§ **EXTRACTED TEXT**:
──────────

Post by Peter Rathlev
We have always been single area. Our small size considered this will
most likely never be a problem. If the size of your network is within
an order of a magnitude of ours I see no reason at all to introducing
the complexity of multi-area.
Agreed.

IS-IS and OSPFv3 should scale to thousands of routers. Your biggest
limitations are going to be whether you decide to split your IGP into
domains because some of your devices have a small FIB (think ASR920's
with 20,000 supported entries, e.t.c.). But this will depend on how many
devices you have. Your planning should be around your the size of the
"FIB-weakest" devices you operate.

Those using OSPFv2 with thousands of routers should advise their experience.
Post by Peter Rathlev
We started the network without route reflectors. When we grew to more
than 20 PE routers we configured three existing PEs as RRs. This was a
bit more complex than we wanted, so we eventually started using two
Cisco 2901 as RRs. They have been with us since and are not breaking a
sweat handling the ~7000 networks and ~17000 paths we have in BGP.

──────────

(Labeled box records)
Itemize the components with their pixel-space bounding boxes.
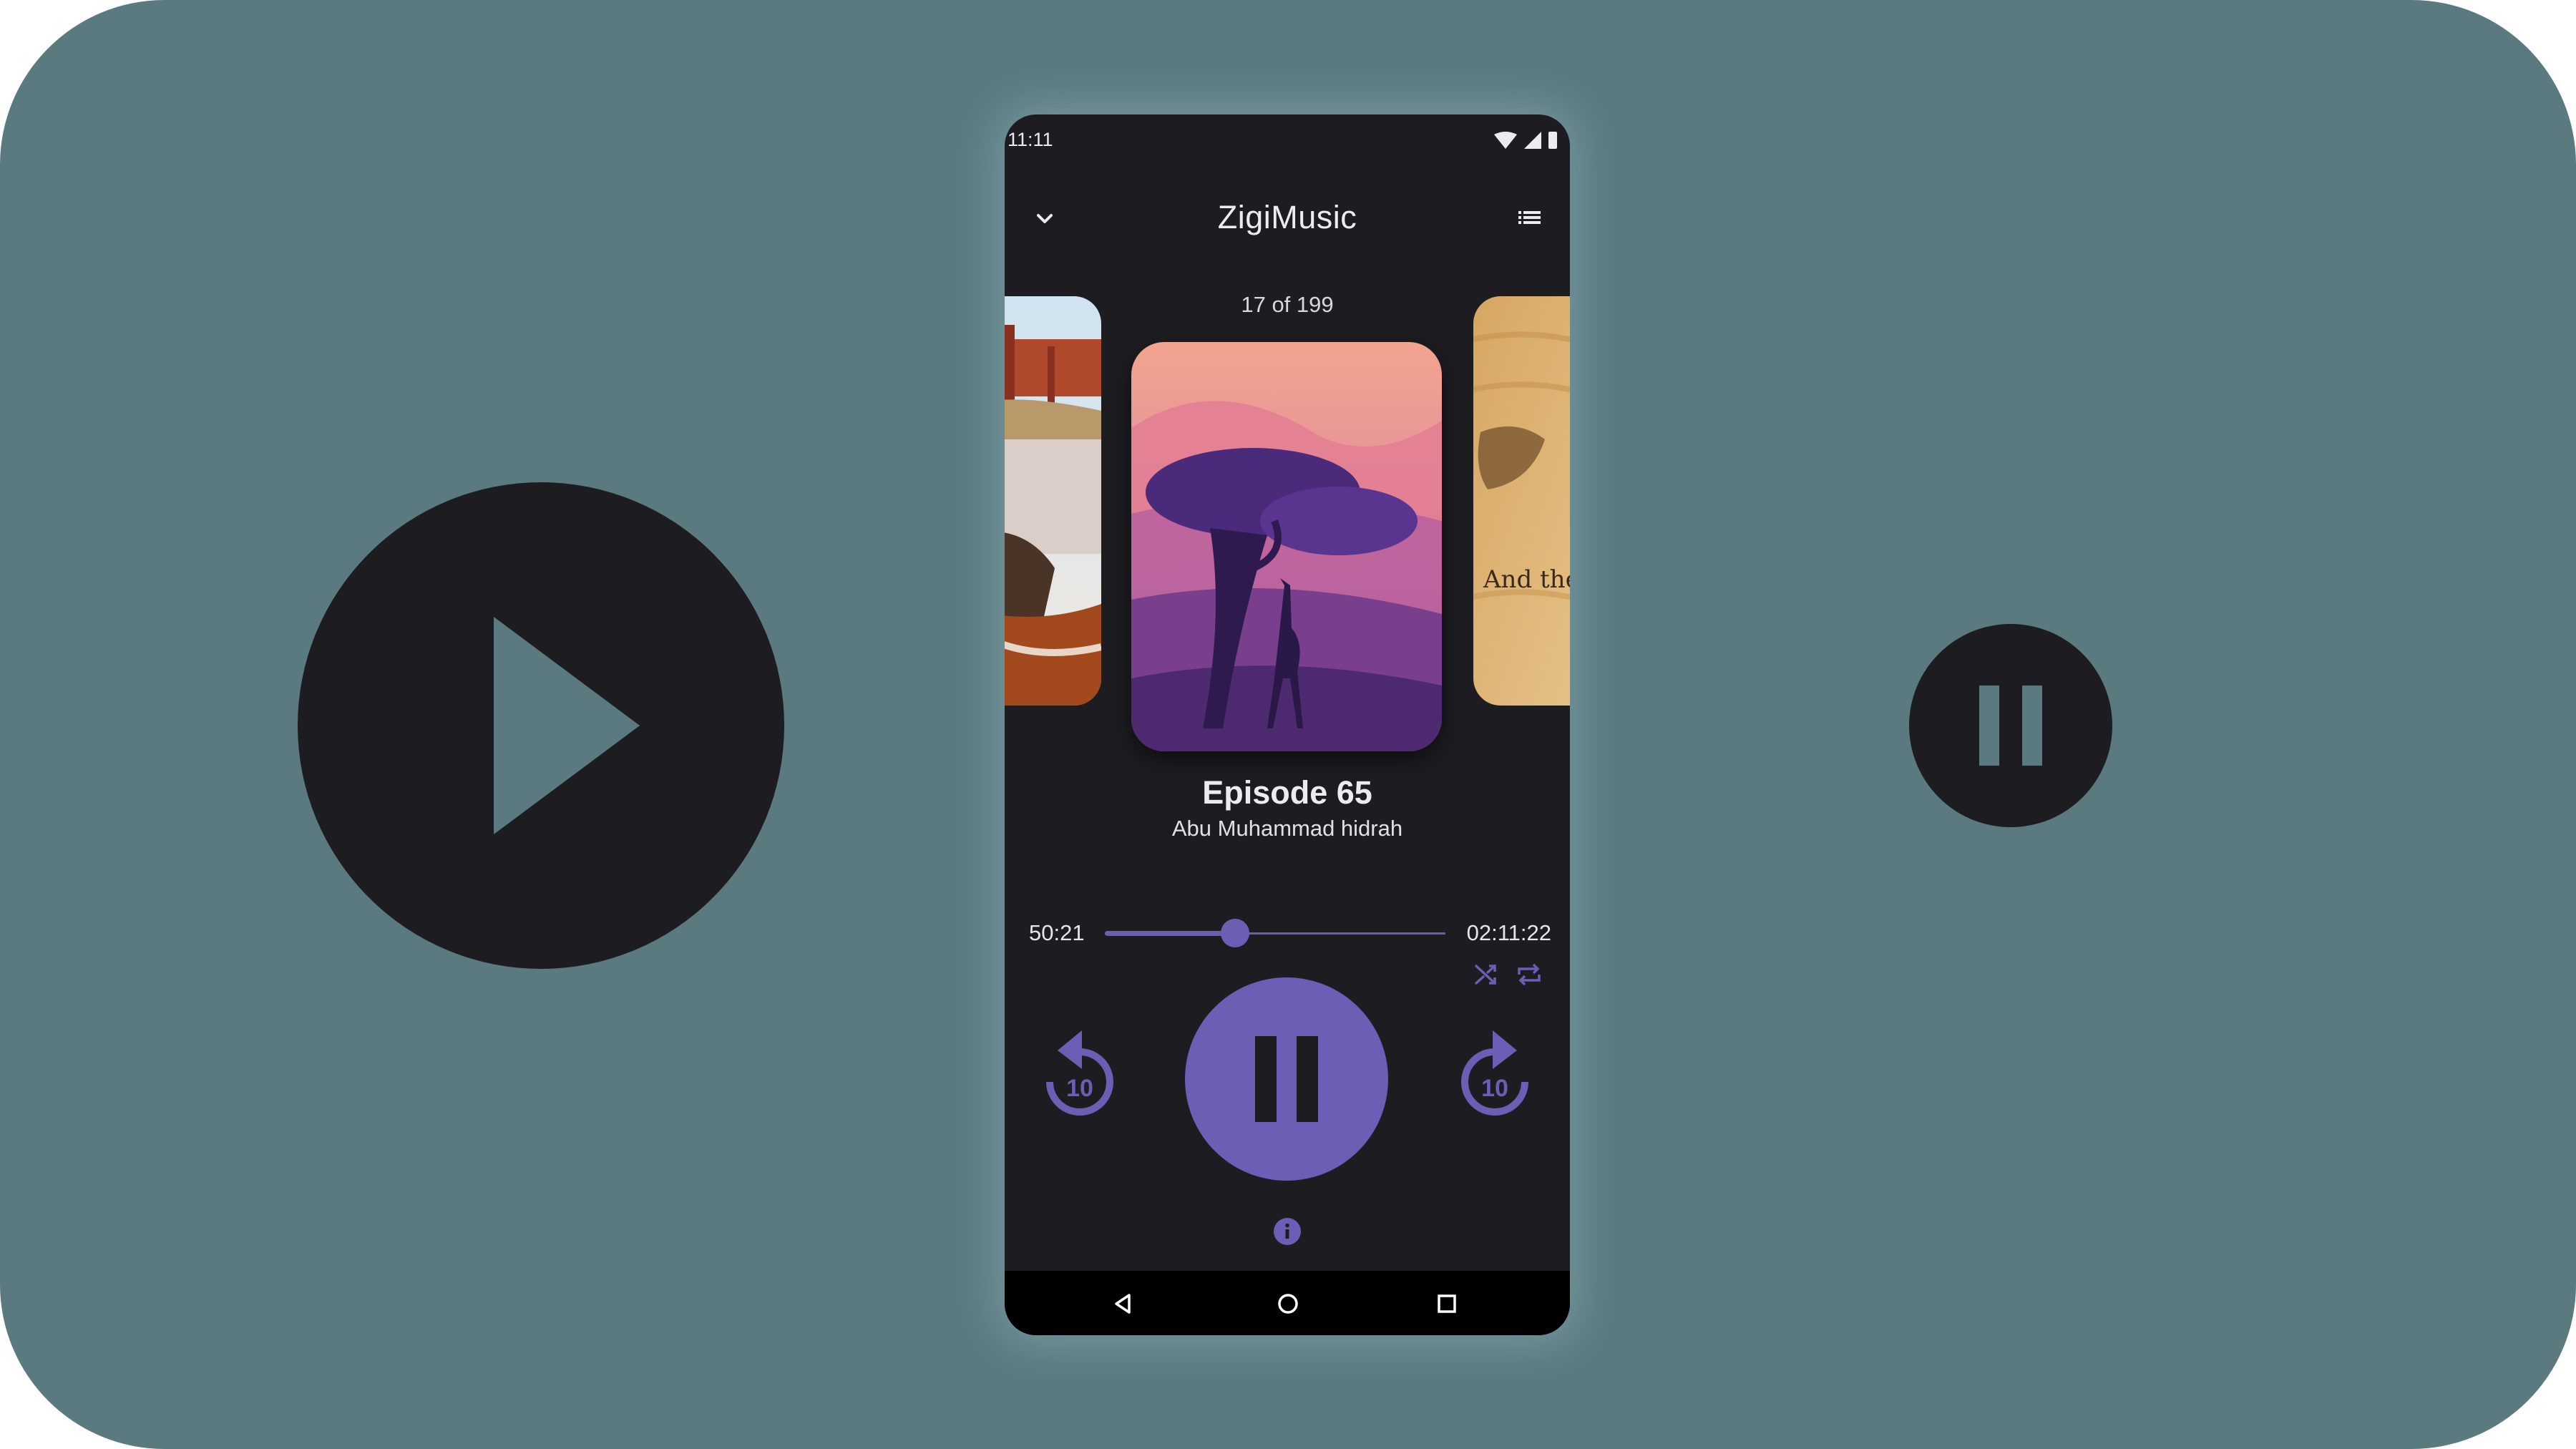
play-icon (494, 617, 640, 834)
rewind-seconds-label: 10 (1066, 1075, 1093, 1102)
status-icons (1491, 130, 1563, 155)
app-title: ZigiMusic (1217, 199, 1357, 235)
shuffle-icon (1475, 965, 1496, 985)
cellular-signal-icon (1524, 132, 1541, 149)
queue-button[interactable] (1510, 199, 1550, 239)
pause-icon (1255, 1036, 1318, 1122)
wifi-icon (1494, 132, 1517, 149)
shuffle-button[interactable] (1470, 959, 1502, 990)
next-cover-art[interactable]: And the (1473, 296, 1570, 706)
battery-icon (1548, 132, 1557, 149)
info-icon (1274, 1218, 1301, 1245)
episode-title: Episode 65 (1202, 774, 1372, 811)
play-pause-button[interactable] (1185, 977, 1388, 1181)
nav-home-button[interactable] (1269, 1285, 1307, 1322)
current-cover-art[interactable] (1131, 342, 1442, 751)
nav-back-icon (1115, 1294, 1131, 1314)
phone-screen: 11:11 ZigiMusic 17 of 199 And th Episode… (1005, 114, 1570, 1335)
large-play-graphic (298, 482, 784, 969)
app-bar: ZigiMusic (1005, 179, 1570, 258)
forward-10-button[interactable]: 10 (1451, 1026, 1538, 1126)
seek-bar[interactable] (1105, 919, 1445, 947)
nav-back-button[interactable] (1105, 1285, 1142, 1322)
nav-recents-icon (1438, 1294, 1456, 1313)
status-time: 11:11 (1008, 129, 1053, 150)
queue-list-icon (1518, 211, 1541, 224)
pause-icon (1979, 686, 2042, 766)
previous-cover-art[interactable] (1005, 296, 1101, 706)
showcase-background: 11:11 ZigiMusic 17 of 199 And th Episode… (0, 0, 2576, 1449)
forward-seconds-label: 10 (1481, 1075, 1508, 1102)
nav-home-icon (1278, 1294, 1298, 1314)
large-pause-graphic (1909, 624, 2112, 827)
seek-thumb[interactable] (1221, 919, 1250, 947)
nav-recents-button[interactable] (1428, 1285, 1465, 1322)
seek-progress (1105, 931, 1236, 936)
info-button[interactable] (1272, 1216, 1302, 1246)
total-duration: 02:11:22 (1466, 920, 1551, 945)
elapsed-time: 50:21 (1029, 920, 1085, 945)
status-bar: 11:11 (1005, 114, 1570, 165)
episode-author: Abu Muhammad hidrah (1171, 816, 1403, 841)
repeat-button[interactable] (1513, 959, 1545, 990)
next-cover-caption: And the (1483, 565, 1570, 594)
system-navigation-bar (1005, 1271, 1570, 1335)
repeat-icon (1518, 963, 1541, 986)
rewind-10-button[interactable]: 10 (1036, 1026, 1123, 1126)
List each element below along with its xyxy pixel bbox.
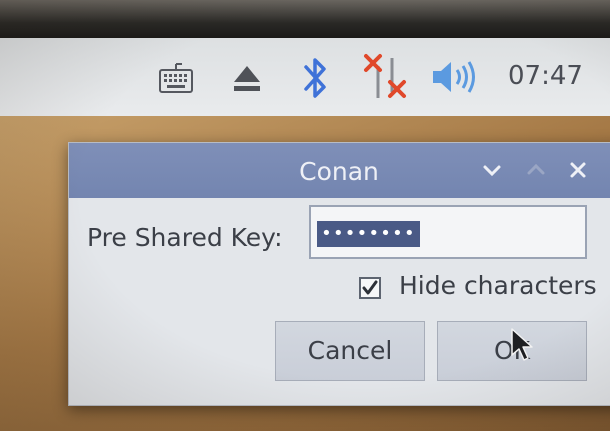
mouse-pointer-icon <box>510 327 534 367</box>
hide-characters-checkbox[interactable] <box>359 277 381 299</box>
volume-icon[interactable] <box>430 57 482 101</box>
monitor-bezel <box>0 0 610 38</box>
psk-input[interactable]: •••••••• <box>309 205 587 259</box>
checkmark-icon <box>362 280 378 295</box>
chevron-down-icon[interactable] <box>481 159 503 181</box>
keyboard-icon[interactable] <box>158 60 194 100</box>
bluetooth-icon[interactable] <box>300 55 330 105</box>
chevron-up-icon[interactable] <box>525 159 547 181</box>
psk-value: •••••••• <box>317 221 420 247</box>
psk-label: Pre Shared Key: <box>87 223 283 252</box>
dialog-titlebar[interactable]: Conan <box>69 143 610 198</box>
cancel-button[interactable]: Cancel <box>275 321 425 381</box>
network-disconnected-icon[interactable] <box>362 52 410 108</box>
eject-icon[interactable] <box>230 60 264 100</box>
clock[interactable]: 07:47 <box>508 61 583 91</box>
close-icon[interactable] <box>567 159 589 181</box>
screen: 07:47 Conan Pre Shared Key: •••••••• Hid… <box>0 0 610 431</box>
taskbar: 07:47 <box>0 38 610 116</box>
hide-characters-label[interactable]: Hide characters <box>399 271 597 300</box>
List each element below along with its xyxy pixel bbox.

──────────

In the forum post on network routing, what devices did the network eventually use as route reflectors?

Two Cisco 2901 routers.